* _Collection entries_
◆ ◆ ◆ ◆ ◆ ◆ ◆

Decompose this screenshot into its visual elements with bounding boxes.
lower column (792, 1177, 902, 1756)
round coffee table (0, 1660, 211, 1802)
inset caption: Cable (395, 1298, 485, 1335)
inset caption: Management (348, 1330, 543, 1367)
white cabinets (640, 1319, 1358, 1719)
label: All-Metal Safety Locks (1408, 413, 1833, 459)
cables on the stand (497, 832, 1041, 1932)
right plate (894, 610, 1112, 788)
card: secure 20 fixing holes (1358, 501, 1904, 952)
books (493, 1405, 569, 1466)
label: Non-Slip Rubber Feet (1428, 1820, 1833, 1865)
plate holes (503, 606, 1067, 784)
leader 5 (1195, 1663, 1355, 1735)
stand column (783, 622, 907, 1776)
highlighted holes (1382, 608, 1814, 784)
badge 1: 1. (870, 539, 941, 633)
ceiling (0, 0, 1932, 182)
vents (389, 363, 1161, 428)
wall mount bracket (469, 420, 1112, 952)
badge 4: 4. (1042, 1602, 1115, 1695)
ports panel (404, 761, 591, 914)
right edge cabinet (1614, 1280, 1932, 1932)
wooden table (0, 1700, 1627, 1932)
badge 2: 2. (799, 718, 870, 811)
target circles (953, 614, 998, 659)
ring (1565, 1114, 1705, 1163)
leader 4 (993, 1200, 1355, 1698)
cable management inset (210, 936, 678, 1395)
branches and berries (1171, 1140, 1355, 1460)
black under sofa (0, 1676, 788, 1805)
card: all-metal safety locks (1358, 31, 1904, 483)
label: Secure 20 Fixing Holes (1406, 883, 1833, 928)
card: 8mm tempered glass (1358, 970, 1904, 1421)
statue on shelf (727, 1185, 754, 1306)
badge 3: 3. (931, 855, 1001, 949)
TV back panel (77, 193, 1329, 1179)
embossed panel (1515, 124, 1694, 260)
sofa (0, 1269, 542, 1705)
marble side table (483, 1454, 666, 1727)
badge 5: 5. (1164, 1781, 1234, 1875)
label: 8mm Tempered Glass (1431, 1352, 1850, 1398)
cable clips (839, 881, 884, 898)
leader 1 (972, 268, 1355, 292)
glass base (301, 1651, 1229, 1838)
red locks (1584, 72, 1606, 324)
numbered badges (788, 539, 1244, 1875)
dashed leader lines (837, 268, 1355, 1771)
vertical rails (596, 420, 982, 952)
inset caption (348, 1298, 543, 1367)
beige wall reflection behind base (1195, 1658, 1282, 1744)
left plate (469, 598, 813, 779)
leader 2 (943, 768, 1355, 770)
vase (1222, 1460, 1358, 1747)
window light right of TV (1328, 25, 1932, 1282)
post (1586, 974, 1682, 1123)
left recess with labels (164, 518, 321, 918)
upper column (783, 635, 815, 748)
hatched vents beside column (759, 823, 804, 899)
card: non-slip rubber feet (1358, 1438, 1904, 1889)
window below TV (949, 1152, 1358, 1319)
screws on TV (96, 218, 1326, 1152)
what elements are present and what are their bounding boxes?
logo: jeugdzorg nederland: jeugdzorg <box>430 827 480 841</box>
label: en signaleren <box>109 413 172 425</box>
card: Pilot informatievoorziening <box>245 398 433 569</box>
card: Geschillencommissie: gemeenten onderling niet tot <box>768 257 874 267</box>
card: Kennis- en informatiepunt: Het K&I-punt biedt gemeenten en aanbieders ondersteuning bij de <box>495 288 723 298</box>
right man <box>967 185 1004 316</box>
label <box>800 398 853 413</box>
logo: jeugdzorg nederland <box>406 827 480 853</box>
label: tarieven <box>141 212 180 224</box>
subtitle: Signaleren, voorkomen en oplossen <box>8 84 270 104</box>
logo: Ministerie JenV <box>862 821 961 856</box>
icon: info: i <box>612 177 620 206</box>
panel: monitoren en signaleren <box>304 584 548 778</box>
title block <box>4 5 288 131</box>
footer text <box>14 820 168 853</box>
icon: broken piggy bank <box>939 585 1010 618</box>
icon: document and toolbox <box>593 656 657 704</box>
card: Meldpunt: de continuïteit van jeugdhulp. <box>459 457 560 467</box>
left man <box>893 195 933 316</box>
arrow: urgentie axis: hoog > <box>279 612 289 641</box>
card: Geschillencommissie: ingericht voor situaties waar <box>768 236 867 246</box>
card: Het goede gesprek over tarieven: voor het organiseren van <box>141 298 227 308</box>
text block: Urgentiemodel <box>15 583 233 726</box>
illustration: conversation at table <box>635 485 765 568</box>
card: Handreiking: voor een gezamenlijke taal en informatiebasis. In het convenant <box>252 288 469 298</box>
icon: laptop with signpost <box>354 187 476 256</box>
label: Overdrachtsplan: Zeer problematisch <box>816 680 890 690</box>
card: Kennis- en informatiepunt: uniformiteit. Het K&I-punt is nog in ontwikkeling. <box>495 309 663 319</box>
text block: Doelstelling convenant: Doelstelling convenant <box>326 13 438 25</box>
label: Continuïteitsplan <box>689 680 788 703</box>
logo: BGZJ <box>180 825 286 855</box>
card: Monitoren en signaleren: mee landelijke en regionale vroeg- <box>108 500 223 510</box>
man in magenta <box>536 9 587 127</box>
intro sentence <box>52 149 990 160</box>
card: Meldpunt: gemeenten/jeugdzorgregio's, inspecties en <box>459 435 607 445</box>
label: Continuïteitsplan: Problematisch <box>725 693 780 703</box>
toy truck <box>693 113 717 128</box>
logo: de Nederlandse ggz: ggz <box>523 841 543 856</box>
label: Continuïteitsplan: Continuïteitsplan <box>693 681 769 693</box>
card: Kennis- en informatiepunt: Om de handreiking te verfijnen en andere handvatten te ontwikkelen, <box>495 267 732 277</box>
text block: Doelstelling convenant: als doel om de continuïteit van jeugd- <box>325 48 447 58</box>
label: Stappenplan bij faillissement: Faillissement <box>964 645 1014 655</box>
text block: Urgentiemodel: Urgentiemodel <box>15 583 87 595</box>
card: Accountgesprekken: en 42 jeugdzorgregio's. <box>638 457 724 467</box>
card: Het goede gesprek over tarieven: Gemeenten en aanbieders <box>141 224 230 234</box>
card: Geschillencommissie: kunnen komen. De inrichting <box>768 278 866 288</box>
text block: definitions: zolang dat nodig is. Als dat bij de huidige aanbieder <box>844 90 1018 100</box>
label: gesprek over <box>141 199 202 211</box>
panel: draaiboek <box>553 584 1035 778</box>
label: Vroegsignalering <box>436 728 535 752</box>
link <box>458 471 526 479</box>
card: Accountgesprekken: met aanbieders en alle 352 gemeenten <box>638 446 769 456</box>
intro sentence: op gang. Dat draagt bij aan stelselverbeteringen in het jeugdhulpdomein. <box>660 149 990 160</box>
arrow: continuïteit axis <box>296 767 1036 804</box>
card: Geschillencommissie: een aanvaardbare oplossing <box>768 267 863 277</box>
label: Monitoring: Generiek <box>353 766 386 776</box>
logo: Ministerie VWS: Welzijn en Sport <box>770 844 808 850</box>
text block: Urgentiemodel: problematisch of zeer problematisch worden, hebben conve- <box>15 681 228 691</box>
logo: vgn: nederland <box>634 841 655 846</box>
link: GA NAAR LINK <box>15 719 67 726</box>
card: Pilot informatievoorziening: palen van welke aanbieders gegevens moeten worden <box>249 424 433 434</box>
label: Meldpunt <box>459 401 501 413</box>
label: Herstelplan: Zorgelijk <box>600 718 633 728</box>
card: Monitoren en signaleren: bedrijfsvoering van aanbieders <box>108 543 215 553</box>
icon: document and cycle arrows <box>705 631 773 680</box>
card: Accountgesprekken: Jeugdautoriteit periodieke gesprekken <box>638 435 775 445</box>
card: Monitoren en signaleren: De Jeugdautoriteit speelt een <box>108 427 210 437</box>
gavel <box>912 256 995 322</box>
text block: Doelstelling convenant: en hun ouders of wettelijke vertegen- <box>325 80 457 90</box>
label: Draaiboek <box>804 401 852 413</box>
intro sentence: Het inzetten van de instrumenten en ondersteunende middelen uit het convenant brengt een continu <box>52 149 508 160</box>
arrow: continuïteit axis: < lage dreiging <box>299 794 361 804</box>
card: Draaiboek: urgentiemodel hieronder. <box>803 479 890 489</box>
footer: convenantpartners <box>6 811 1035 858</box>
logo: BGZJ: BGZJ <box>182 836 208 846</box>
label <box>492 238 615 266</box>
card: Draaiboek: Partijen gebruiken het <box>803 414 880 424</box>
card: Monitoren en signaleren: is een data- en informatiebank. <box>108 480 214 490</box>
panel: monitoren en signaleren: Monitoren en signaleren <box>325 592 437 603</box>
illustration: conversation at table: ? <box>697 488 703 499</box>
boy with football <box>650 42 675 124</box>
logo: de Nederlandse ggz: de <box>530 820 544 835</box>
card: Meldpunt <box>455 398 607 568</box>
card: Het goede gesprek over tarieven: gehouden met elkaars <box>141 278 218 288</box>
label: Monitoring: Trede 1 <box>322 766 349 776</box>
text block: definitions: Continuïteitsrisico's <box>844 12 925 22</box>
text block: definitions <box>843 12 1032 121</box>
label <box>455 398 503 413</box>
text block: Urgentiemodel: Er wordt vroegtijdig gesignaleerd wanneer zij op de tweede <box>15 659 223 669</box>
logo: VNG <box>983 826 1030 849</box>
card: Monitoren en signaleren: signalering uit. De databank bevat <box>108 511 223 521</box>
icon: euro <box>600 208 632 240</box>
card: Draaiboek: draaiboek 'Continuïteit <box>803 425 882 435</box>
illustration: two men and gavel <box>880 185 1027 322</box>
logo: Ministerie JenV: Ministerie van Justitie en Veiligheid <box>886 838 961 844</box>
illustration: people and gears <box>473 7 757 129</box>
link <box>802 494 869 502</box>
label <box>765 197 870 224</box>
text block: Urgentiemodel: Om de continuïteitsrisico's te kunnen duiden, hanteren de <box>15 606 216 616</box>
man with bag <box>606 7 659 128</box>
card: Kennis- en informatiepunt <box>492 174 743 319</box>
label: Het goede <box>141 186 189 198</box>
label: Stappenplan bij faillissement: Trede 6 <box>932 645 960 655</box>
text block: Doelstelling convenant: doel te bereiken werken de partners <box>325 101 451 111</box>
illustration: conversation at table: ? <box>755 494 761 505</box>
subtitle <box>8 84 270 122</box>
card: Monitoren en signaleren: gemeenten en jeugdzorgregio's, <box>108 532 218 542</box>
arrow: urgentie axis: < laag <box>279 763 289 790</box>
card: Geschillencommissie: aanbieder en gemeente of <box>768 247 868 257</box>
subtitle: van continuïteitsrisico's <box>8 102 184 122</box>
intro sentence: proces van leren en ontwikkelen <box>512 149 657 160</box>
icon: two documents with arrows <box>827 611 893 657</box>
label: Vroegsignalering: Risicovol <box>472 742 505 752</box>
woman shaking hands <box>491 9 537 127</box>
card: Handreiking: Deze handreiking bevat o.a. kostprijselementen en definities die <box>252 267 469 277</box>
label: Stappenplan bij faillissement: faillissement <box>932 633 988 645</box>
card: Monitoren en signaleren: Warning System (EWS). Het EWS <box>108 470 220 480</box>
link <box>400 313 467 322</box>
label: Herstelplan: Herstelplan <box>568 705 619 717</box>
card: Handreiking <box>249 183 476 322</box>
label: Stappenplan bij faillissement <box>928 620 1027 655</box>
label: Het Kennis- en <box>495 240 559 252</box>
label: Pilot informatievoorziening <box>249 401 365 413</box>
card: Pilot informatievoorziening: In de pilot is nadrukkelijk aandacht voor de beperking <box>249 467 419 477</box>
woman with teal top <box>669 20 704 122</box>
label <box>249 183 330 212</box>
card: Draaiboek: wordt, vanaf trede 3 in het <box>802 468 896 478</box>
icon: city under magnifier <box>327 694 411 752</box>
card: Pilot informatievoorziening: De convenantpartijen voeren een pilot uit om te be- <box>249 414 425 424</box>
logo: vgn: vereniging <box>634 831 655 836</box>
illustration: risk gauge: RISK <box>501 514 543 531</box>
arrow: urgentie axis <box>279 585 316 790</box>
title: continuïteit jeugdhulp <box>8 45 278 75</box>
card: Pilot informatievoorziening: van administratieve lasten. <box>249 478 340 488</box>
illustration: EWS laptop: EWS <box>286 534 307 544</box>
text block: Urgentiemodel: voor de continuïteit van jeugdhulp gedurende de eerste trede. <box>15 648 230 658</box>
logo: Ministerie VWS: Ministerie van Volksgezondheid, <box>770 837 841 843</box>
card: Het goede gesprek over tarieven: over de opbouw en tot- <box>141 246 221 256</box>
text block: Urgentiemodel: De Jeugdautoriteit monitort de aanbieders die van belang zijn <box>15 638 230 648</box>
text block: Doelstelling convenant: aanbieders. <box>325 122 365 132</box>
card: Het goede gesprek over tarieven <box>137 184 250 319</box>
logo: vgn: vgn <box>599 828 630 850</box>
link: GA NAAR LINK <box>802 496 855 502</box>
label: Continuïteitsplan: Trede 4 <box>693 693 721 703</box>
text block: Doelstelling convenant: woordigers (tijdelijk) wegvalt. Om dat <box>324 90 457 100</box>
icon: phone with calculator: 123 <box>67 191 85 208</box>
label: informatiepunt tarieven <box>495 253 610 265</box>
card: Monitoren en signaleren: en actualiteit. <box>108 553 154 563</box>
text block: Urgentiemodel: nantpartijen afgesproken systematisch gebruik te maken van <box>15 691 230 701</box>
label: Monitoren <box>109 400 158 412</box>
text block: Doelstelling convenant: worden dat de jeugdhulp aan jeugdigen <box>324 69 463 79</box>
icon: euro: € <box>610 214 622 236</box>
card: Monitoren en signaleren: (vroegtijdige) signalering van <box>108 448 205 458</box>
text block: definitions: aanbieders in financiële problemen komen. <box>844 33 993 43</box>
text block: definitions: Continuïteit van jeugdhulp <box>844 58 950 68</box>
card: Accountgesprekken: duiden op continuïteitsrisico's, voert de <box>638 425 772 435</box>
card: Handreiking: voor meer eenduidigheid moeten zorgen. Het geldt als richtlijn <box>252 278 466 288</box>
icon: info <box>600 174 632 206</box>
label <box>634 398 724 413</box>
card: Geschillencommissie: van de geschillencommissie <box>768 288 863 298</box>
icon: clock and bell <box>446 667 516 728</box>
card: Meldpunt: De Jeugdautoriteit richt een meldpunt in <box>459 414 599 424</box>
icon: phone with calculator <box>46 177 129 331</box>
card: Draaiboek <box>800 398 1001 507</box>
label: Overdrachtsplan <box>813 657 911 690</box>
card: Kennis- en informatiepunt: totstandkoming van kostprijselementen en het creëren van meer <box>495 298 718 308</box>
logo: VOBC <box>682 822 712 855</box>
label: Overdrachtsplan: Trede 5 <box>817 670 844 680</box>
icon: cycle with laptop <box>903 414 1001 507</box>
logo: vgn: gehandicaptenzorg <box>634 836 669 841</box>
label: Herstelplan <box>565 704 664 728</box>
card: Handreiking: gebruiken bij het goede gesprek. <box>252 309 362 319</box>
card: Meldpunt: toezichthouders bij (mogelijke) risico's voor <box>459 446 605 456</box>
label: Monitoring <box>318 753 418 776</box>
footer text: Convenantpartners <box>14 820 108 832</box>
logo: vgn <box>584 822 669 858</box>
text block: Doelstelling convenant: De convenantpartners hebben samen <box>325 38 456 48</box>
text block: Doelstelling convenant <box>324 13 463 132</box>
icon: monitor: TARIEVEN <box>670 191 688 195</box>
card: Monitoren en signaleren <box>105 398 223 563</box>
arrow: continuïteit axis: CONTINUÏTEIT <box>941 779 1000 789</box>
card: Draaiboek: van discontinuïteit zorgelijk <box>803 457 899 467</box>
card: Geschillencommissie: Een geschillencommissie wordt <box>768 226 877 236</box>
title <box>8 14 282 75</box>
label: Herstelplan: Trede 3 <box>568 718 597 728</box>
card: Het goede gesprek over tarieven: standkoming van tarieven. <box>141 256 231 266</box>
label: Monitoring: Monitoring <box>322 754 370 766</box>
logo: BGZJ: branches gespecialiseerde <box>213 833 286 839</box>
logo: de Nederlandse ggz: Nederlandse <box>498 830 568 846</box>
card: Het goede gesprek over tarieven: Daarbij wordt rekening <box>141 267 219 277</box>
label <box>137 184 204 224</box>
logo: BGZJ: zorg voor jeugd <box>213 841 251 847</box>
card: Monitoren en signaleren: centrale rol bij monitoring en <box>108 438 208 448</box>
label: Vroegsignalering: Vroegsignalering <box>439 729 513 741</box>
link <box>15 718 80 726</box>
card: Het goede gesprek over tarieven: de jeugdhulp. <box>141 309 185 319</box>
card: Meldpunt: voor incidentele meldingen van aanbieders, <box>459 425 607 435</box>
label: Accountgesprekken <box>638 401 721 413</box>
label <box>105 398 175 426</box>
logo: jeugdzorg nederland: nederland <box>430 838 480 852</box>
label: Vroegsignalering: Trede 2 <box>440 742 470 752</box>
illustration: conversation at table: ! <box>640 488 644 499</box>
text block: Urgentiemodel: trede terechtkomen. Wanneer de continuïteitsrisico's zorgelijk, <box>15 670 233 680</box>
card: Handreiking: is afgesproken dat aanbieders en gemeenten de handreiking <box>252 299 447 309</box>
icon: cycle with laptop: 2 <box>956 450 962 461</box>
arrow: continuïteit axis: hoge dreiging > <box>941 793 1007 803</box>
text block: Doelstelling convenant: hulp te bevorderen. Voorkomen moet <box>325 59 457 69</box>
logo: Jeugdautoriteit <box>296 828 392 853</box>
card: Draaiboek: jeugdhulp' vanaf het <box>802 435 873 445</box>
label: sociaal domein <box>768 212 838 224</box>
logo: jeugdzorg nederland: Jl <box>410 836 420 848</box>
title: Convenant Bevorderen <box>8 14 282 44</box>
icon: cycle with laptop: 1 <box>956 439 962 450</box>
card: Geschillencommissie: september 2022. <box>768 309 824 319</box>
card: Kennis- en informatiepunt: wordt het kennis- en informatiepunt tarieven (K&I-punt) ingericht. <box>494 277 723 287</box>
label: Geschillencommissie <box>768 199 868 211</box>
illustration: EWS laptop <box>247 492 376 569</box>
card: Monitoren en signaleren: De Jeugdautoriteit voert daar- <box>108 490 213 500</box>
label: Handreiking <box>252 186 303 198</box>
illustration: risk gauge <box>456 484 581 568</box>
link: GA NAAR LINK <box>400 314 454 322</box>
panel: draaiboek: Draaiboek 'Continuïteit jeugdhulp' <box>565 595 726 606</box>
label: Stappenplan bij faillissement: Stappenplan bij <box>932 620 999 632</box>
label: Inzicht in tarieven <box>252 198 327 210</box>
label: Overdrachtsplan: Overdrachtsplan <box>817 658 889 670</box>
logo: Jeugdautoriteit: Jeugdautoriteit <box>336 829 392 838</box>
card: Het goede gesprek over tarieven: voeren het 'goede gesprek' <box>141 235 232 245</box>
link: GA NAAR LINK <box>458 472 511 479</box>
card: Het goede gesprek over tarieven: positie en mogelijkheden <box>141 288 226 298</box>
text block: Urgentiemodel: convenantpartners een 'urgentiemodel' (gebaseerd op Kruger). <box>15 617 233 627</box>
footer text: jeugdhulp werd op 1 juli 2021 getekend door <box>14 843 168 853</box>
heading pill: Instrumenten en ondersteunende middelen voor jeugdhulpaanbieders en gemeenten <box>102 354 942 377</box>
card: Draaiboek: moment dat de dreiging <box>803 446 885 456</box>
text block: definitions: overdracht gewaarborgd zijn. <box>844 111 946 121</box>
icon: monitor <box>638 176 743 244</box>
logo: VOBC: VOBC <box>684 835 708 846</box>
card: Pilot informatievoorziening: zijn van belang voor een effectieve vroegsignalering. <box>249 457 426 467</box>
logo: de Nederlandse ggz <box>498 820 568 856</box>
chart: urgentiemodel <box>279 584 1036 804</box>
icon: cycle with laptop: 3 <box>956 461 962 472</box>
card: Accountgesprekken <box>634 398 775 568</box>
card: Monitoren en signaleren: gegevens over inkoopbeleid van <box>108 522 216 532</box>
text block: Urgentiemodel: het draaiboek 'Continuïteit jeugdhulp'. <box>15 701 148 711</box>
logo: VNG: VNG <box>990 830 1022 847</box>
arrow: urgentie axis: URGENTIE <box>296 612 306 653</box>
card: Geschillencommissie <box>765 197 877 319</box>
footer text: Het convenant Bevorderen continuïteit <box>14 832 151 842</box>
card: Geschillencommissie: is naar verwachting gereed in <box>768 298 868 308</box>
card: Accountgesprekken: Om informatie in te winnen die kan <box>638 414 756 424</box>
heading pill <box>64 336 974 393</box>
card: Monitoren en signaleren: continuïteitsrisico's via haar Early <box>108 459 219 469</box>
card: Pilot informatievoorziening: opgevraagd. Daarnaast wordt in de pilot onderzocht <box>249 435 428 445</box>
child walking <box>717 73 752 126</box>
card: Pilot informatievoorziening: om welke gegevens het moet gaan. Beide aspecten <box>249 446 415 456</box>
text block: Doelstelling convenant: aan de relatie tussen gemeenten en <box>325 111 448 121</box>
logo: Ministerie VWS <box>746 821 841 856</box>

◆ ◆ ◆ ◆ ◆ ◆ ◆

* _Task_
Copy out the lines of the material word for word. Begin with its first line and stop after the line that has "red locks (1584, 72, 1606, 324)", including both.

* _Response below_
Decompose this screenshot into its visual elements with bounding boxes.
lower column (792, 1177, 902, 1756)
round coffee table (0, 1660, 211, 1802)
inset caption: Cable (395, 1298, 485, 1335)
inset caption: Management (348, 1330, 543, 1367)
white cabinets (640, 1319, 1358, 1719)
label: All-Metal Safety Locks (1408, 413, 1833, 459)
cables on the stand (497, 832, 1041, 1932)
right plate (894, 610, 1112, 788)
card: secure 20 fixing holes (1358, 501, 1904, 952)
books (493, 1405, 569, 1466)
label: Non-Slip Rubber Feet (1428, 1820, 1833, 1865)
plate holes (503, 606, 1067, 784)
leader 5 (1195, 1663, 1355, 1735)
stand column (783, 622, 907, 1776)
highlighted holes (1382, 608, 1814, 784)
badge 1: 1. (870, 539, 941, 633)
ceiling (0, 0, 1932, 182)
vents (389, 363, 1161, 428)
wall mount bracket (469, 420, 1112, 952)
badge 4: 4. (1042, 1602, 1115, 1695)
ports panel (404, 761, 591, 914)
right edge cabinet (1614, 1280, 1932, 1932)
wooden table (0, 1700, 1627, 1932)
badge 2: 2. (799, 718, 870, 811)
target circles (953, 614, 998, 659)
ring (1565, 1114, 1705, 1163)
leader 4 (993, 1200, 1355, 1698)
cable management inset (210, 936, 678, 1395)
branches and berries (1171, 1140, 1355, 1460)
black under sofa (0, 1676, 788, 1805)
card: all-metal safety locks (1358, 31, 1904, 483)
label: Secure 20 Fixing Holes (1406, 883, 1833, 928)
card: 8mm tempered glass (1358, 970, 1904, 1421)
statue on shelf (727, 1185, 754, 1306)
badge 3: 3. (931, 855, 1001, 949)
TV back panel (77, 193, 1329, 1179)
embossed panel (1515, 124, 1694, 260)
sofa (0, 1269, 542, 1705)
marble side table (483, 1454, 666, 1727)
badge 5: 5. (1164, 1781, 1234, 1875)
label: 8mm Tempered Glass (1431, 1352, 1850, 1398)
cable clips (839, 881, 884, 898)
leader 1 (972, 268, 1355, 292)
glass base (301, 1651, 1229, 1838)
red locks (1584, 72, 1606, 324)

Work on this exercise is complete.